TASK DESCRIPTION
Print the records below exactly as they appear.
····················
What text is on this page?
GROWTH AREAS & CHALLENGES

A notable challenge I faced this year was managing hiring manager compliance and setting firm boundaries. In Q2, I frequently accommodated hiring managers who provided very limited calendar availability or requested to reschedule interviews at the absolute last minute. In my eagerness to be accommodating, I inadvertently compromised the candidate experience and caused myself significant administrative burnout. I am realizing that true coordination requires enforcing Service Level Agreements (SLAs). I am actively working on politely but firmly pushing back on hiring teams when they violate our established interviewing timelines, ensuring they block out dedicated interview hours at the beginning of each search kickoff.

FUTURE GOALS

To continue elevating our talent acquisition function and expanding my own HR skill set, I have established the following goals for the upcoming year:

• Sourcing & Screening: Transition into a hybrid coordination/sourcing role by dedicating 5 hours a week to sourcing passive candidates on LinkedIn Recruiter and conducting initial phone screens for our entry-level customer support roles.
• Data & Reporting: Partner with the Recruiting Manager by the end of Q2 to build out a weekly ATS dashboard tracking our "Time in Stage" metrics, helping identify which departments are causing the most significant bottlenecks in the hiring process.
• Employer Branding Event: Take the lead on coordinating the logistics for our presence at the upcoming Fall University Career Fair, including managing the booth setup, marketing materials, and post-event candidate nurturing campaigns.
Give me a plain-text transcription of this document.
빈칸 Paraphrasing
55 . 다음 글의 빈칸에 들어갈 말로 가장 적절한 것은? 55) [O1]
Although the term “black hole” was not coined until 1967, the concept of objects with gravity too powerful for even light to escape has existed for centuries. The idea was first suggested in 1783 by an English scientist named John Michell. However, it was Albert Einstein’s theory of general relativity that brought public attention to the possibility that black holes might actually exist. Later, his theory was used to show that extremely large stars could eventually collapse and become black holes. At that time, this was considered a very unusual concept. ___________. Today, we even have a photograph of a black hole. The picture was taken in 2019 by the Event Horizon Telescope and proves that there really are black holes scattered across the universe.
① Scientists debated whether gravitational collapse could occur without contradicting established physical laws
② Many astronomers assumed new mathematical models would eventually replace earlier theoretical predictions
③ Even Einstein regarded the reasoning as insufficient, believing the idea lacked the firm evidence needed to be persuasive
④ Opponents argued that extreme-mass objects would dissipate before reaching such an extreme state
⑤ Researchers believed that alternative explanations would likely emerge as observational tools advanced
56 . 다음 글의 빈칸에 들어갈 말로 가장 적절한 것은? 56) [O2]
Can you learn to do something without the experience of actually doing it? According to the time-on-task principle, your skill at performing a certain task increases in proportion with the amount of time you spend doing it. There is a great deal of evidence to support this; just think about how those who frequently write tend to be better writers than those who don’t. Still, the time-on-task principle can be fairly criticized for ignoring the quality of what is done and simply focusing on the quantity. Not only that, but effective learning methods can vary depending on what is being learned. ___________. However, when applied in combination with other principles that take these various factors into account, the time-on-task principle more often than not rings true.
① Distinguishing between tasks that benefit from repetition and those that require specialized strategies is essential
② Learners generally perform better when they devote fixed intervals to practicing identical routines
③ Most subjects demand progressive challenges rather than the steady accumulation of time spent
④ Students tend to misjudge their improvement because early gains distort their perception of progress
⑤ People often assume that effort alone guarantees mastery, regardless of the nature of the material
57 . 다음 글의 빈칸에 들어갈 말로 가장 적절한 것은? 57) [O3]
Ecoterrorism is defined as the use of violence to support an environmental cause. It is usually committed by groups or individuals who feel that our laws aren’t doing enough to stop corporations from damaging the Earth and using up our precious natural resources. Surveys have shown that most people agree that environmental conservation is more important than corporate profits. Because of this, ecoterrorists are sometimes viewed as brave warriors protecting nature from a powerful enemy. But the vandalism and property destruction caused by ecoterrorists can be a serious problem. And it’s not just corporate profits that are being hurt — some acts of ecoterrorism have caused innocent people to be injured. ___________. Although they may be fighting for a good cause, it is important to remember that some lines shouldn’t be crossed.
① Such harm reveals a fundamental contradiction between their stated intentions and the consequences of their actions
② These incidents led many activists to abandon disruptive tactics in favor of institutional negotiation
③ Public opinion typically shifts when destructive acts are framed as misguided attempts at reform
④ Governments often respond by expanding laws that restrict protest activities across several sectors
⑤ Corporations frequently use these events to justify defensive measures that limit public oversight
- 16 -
····················
FINAL RESULT
What text is on this page?
GROWTH AREAS & CHALLENGES

A notable challenge I faced this year was managing hiring manager compliance and setting firm boundaries. In Q2, I frequently accommodated hiring managers who provided very limited calendar availability or requested to reschedule interviews at the absolute last minute. In my eagerness to be accommodating, I inadvertently compromised the candidate experience and caused myself significant administrative burnout. I am realizing that true coordination requires enforcing Service Level Agreements (SLAs). I am actively working on politely but firmly pushing back on hiring teams when they violate our established interviewing timelines, ensuring they block out dedicated interview hours at the beginning of each search kickoff.

FUTURE GOALS

To continue elevating our talent acquisition function and expanding my own HR skill set, I have established the following goals for the upcoming year:

• Sourcing & Screening: Transition into a hybrid coordination/sourcing role by dedicating 5 hours a week to sourcing passive candidates on LinkedIn Recruiter and conducting initial phone screens for our entry-level customer support roles.
• Data & Reporting: Partner with the Recruiting Manager by the end of Q2 to build out a weekly ATS dashboard tracking our "Time in Stage" metrics, helping identify which departments are causing the most significant bottlenecks in the hiring process.
• Employer Branding Event: Take the lead on coordinating the logistics for our presence at the upcoming Fall University Career Fair, including managing the booth setup, marketing materials, and post-event candidate nurturing campaigns.
Give me a plain-text transcription of this document.
빈칸 Paraphrasing
55 . 다음 글의 빈칸에 들어갈 말로 가장 적절한 것은? 55) [O1]
Although the term “black hole” was not coined until 1967, the concept of objects with gravity too powerful for even light to escape has existed for centuries. The idea was first suggested in 1783 by an English scientist named John Michell. However, it was Albert Einstein’s theory of general relativity that brought public attention to the possibility that black holes might actually exist. Later, his theory was used to show that extremely large stars could eventually collapse and become black holes. At that time, this was considered a very unusual concept. ___________. Today, we even have a photograph of a black hole. The picture was taken in 2019 by the Event Horizon Telescope and proves that there really are black holes scattered across the universe.
① Scientists debated whether gravitational collapse could occur without contradicting established physical laws
② Many astronomers assumed new mathematical models would eventually replace earlier theoretical predictions
③ Even Einstein regarded the reasoning as insufficient, believing the idea lacked the firm evidence needed to be persuasive
④ Opponents argued that extreme-mass objects would dissipate before reaching such an extreme state
⑤ Researchers believed that alternative explanations would likely emerge as observational tools advanced
56 . 다음 글의 빈칸에 들어갈 말로 가장 적절한 것은? 56) [O2]
Can you learn to do something without the experience of actually doing it? According to the time-on-task principle, your skill at performing a certain task increases in proportion with the amount of time you spend doing it. There is a great deal of evidence to support this; just think about how those who frequently write tend to be better writers than those who don’t. Still, the time-on-task principle can be fairly criticized for ignoring the quality of what is done and simply focusing on the quantity. Not only that, but effective learning methods can vary depending on what is being learned. ___________. However, when applied in combination with other principles that take these various factors into account, the time-on-task principle more often than not rings true.
① Distinguishing between tasks that benefit from repetition and those that require specialized strategies is essential
② Learners generally perform better when they devote fixed intervals to practicing identical routines
③ Most subjects demand progressive challenges rather than the steady accumulation of time spent
④ Students tend to misjudge their improvement because early gains distort their perception of progress
⑤ People often assume that effort alone guarantees mastery, regardless of the nature of the material
57 . 다음 글의 빈칸에 들어갈 말로 가장 적절한 것은? 57) [O3]
Ecoterrorism is defined as the use of violence to support an environmental cause. It is usually committed by groups or individuals who feel that our laws aren’t doing enough to stop corporations from damaging the Earth and using up our precious natural resources. Surveys have shown that most people agree that environmental conservation is more important than corporate profits. Because of this, ecoterrorists are sometimes viewed as brave warriors protecting nature from a powerful enemy. But the vandalism and property destruction caused by ecoterrorists can be a serious problem. And it’s not just corporate profits that are being hurt — some acts of ecoterrorism have caused innocent people to be injured. ___________. Although they may be fighting for a good cause, it is important to remember that some lines shouldn’t be crossed.
① Such harm reveals a fundamental contradiction between their stated intentions and the consequences of their actions
② These incidents led many activists to abandon disruptive tactics in favor of institutional negotiation
③ Public opinion typically shifts when destructive acts are framed as misguided attempts at reform
④ Governments often respond by expanding laws that restrict protest activities across several sectors
⑤ Corporations frequently use these events to justify defensive measures that limit public oversight
- 16 -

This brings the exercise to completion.